The task:
The records that follow should be retyped word for word.
---------- Exercise materials
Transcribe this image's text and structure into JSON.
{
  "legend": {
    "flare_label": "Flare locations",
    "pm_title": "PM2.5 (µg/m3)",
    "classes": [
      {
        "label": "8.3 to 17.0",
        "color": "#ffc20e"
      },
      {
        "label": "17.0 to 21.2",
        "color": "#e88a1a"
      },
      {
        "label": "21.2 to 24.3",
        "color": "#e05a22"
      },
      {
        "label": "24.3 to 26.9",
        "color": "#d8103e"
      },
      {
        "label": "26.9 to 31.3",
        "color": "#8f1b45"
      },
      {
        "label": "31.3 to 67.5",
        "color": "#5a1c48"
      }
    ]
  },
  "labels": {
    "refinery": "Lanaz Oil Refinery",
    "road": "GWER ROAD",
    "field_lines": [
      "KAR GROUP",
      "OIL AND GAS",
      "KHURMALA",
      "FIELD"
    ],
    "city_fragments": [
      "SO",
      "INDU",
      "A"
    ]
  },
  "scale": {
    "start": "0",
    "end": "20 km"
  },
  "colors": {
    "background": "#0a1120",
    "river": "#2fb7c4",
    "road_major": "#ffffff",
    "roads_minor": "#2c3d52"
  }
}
--------------------
Answer:
Transcribe this image's text and structure into JSON.
{
  "legend": {
    "flare_label": "Flare locations",
    "pm_title": "PM2.5 (µg/m3)",
    "classes": [
      {
        "label": "8.3 to 17.0",
        "color": "#ffc20e"
      },
      {
        "label": "17.0 to 21.2",
        "color": "#e88a1a"
      },
      {
        "label": "21.2 to 24.3",
        "color": "#e05a22"
      },
      {
        "label": "24.3 to 26.9",
        "color": "#d8103e"
      },
      {
        "label": "26.9 to 31.3",
        "color": "#8f1b45"
      },
      {
        "label": "31.3 to 67.5",
        "color": "#5a1c48"
      }
    ]
  },
  "labels": {
    "refinery": "Lanaz Oil Refinery",
    "road": "GWER ROAD",
    "field_lines": [
      "KAR GROUP",
      "OIL AND GAS",
      "KHURMALA",
      "FIELD"
    ],
    "city_fragments": [
      "SO",
      "INDU",
      "A"
    ]
  },
  "scale": {
    "start": "0",
    "end": "20 km"
  },
  "colors": {
    "background": "#0a1120",
    "river": "#2fb7c4",
    "road_major": "#ffffff",
    "roads_minor": "#2c3d52"
  }
}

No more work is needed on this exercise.